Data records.
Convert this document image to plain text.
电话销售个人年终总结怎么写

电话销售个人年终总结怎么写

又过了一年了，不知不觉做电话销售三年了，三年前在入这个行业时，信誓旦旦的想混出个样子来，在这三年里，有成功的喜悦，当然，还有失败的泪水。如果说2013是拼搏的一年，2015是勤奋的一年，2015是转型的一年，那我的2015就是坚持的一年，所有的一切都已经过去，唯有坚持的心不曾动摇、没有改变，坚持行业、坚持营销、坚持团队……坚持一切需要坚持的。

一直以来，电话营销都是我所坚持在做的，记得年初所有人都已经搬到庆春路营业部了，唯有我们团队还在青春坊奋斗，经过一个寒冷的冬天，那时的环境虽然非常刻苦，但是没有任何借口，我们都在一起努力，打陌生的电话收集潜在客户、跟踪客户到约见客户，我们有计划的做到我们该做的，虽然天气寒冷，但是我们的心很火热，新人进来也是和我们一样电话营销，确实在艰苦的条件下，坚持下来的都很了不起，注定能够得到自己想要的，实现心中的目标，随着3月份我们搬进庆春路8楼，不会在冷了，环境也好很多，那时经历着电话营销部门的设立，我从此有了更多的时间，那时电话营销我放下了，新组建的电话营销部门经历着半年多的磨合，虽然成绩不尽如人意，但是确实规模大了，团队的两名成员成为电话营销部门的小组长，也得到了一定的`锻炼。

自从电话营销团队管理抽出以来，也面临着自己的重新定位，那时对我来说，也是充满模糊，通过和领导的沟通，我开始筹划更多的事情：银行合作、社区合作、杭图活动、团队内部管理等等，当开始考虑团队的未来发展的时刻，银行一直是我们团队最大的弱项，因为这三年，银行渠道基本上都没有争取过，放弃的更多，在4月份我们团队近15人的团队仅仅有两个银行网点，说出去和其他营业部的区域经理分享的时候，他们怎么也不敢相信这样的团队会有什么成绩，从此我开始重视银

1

--

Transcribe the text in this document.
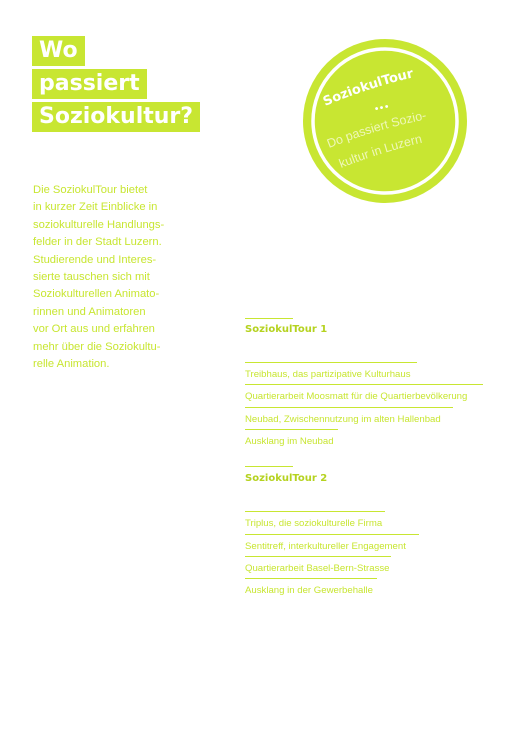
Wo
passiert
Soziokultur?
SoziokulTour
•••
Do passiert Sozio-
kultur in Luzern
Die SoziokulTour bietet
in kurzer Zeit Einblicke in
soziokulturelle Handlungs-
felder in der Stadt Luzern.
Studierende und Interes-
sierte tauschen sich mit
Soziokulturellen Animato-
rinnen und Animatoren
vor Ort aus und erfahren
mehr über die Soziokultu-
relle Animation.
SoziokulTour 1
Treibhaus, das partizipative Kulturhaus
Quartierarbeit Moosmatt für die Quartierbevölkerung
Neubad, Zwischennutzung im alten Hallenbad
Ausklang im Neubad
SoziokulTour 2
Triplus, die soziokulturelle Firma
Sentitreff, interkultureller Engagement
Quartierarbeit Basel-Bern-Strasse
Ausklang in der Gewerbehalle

What the task requires.
From the data above, work out how many lines contain the string "this" and reply with only the number.

Solution to the problem.
2